◆ **Data listing**:

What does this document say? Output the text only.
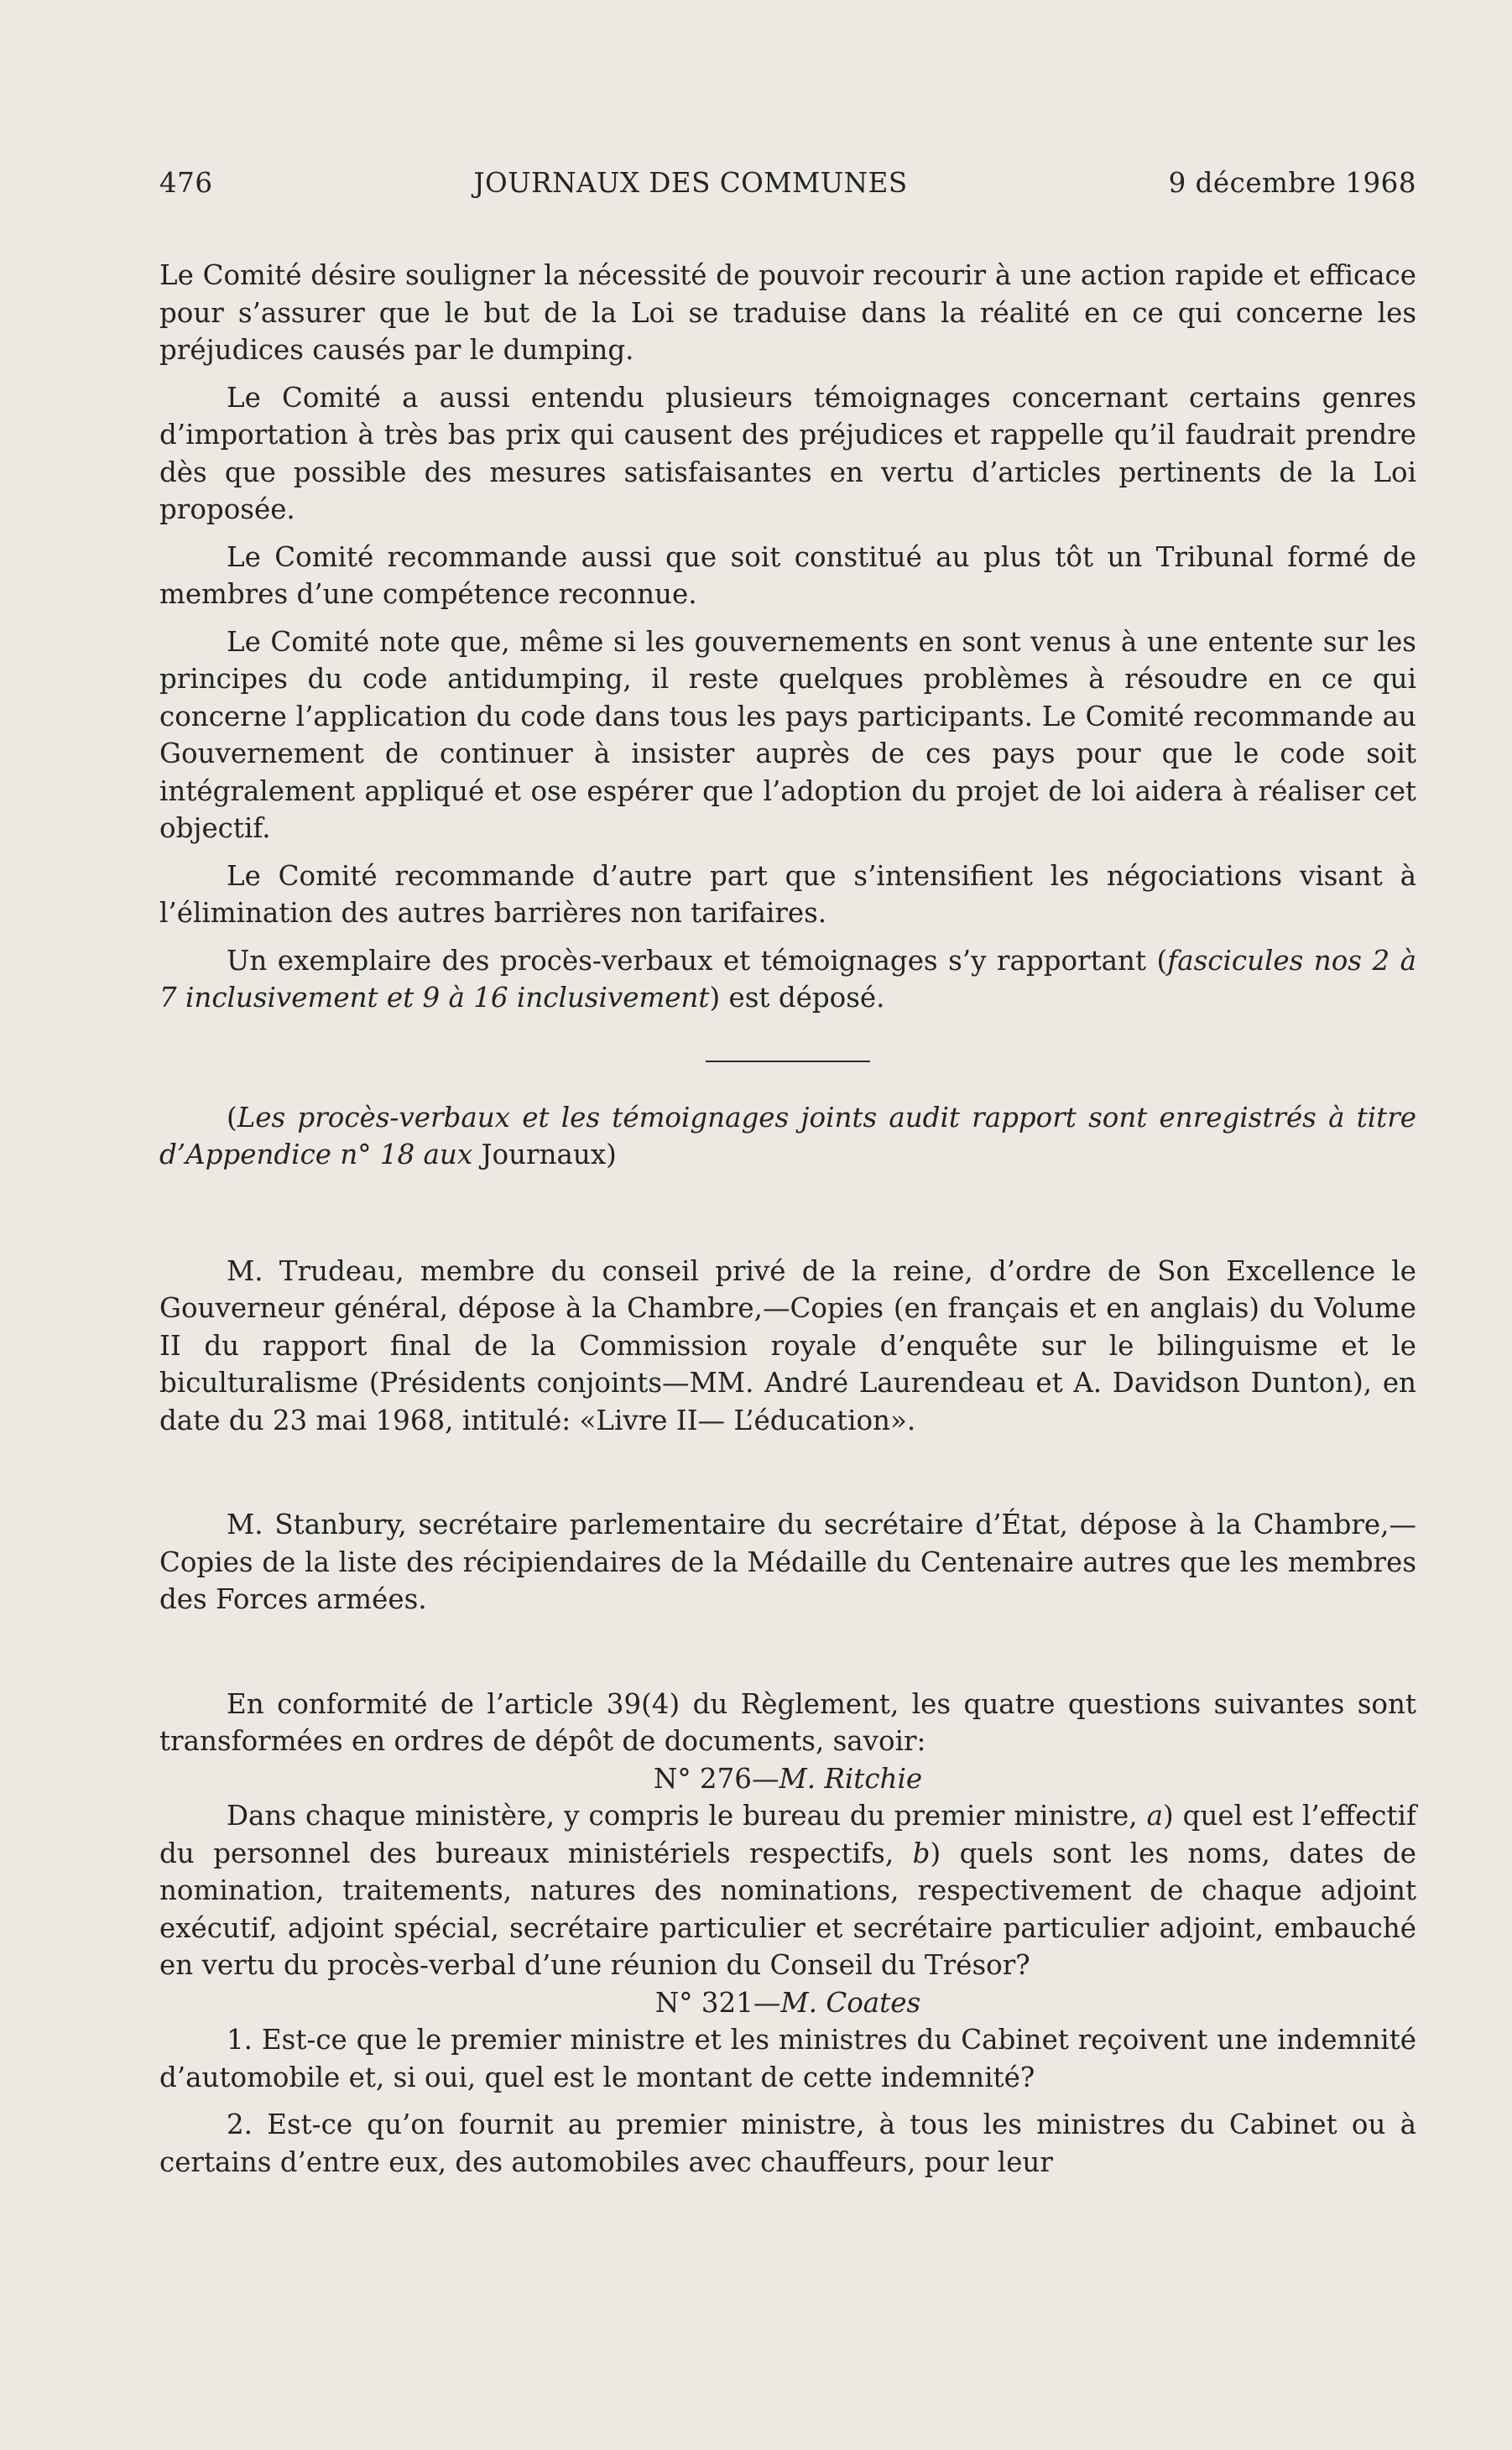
476	JOURNAUX DES COMMUNES	9 décembre 1968

Le Comité désire souligner la nécessité de pouvoir recourir à une action rapide et efficace pour s’assurer que le but de la Loi se traduise dans la réalité en ce qui concerne les préjudices causés par le dumping.

Le Comité a aussi entendu plusieurs témoignages concernant certains genres d’importation à très bas prix qui causent des préjudices et rappelle qu’il faudrait prendre dès que possible des mesures satisfaisantes en vertu d’articles pertinents de la Loi proposée.

Le Comité recommande aussi que soit constitué au plus tôt un Tribunal formé de membres d’une compétence reconnue.

Le Comité note que, même si les gouvernements en sont venus à une entente sur les principes du code antidumping, il reste quelques problèmes à résoudre en ce qui concerne l’application du code dans tous les pays participants. Le Comité recommande au Gouvernement de continuer à insister auprès de ces pays pour que le code soit intégralement appliqué et ose espérer que l’adoption du projet de loi aidera à réaliser cet objectif.

Le Comité recommande d’autre part que s’intensifient les négociations visant à l’élimination des autres barrières non tarifaires.

Un exemplaire des procès-verbaux et témoignages s’y rapportant (fascicules nos 2 à 7 inclusivement et 9 à 16 inclusivement) est déposé.

(Les procès-verbaux et les témoignages joints audit rapport sont enregistrés à titre d’Appendice n° 18 aux Journaux)

M. Trudeau, membre du conseil privé de la reine, d’ordre de Son Excellence le Gouverneur général, dépose à la Chambre,—Copies (en français et en anglais) du Volume II du rapport final de la Commission royale d’enquête sur le bilinguisme et le biculturalisme (Présidents conjoints—MM. André Laurendeau et A. Davidson Dunton), en date du 23 mai 1968, intitulé: «Livre II— L’éducation».

M. Stanbury, secrétaire parlementaire du secrétaire d’État, dépose à la Chambre,—Copies de la liste des récipiendaires de la Médaille du Centenaire autres que les membres des Forces armées.

En conformité de l’article 39(4) du Règlement, les quatre questions suivantes sont transformées en ordres de dépôt de documents, savoir:

N° 276—M. Ritchie

Dans chaque ministère, y compris le bureau du premier ministre, a) quel est l’effectif du personnel des bureaux ministériels respectifs, b) quels sont les noms, dates de nomination, traitements, natures des nominations, respectivement de chaque adjoint exécutif, adjoint spécial, secrétaire particulier et secrétaire particulier adjoint, embauché en vertu du procès-verbal d’une réunion du Conseil du Trésor?

N° 321—M. Coates

1. Est-ce que le premier ministre et les ministres du Cabinet reçoivent une indemnité d’automobile et, si oui, quel est le montant de cette indemnité?

2. Est-ce qu’on fournit au premier ministre, à tous les ministres du Cabinet ou à certains d’entre eux, des automobiles avec chauffeurs, pour leur
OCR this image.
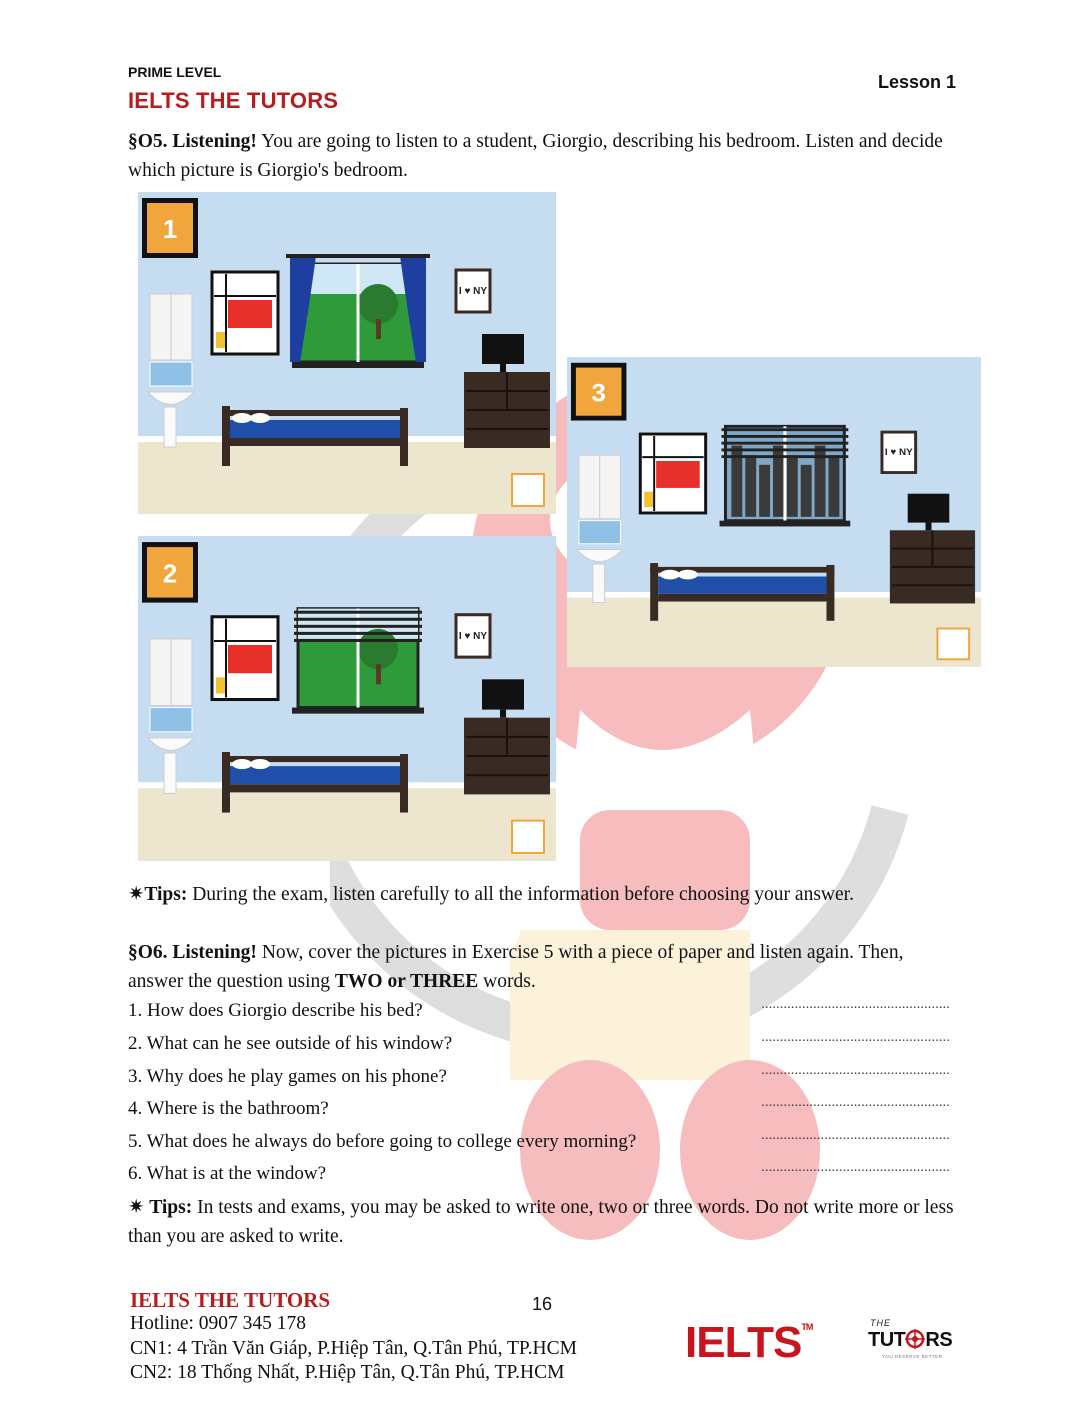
PRIME LEVEL
IELTS THE TUTORS
Lesson 1
§O5. Listening! You are going to listen to a student, Giorgio, describing his bedroom. Listen and decide which picture is Giorgio's bedroom.
1
I ♥ NY
2
I ♥ NY
3
I ♥ NY
✷Tips: During the exam, listen carefully to all the information before choosing your answer.
§O6. Listening! Now, cover the pictures in Exercise 5 with a piece of paper and listen again. Then, answer the question using TWO or THREE words.
1. How does Giorgio describe his bed?	...................................................
2. What can he see outside of his window?	...................................................
3. Why does he play games on his phone?	...................................................
4. Where is the bathroom?	...................................................
5. What does he always do before going to college every morning?	...................................................
6. What is at the window?	...................................................
✷ Tips: In tests and exams, you may be asked to write one, two or three words. Do not write more or less than you are asked to write.
IELTS THE TUTORS	16
Hotline: 0907 345 178
CN1: 4 Trần Văn Giáp, P.Hiệp Tân, Q.Tân Phú, TP.HCM
CN2: 18 Thống Nhất, P.Hiệp Tân, Q.Tân Phú, TP.HCM
IELTS™	THE
TUT RS
YOU DESERVE BETTER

◆ **Problem requirements**:
Show all lines in the entries above where the word "Cabinet" appears.

◆ **Result**:
1. Est-ce que le premier ministre et les ministres du Cabinet reçoivent une indemnité d’automobile et, si oui, quel est le montant de cette indemnité?
2. Est-ce qu’on fournit au premier ministre, à tous les ministres du Cabinet ou à certains d’entre eux, des automobiles avec chauffeurs, pour leur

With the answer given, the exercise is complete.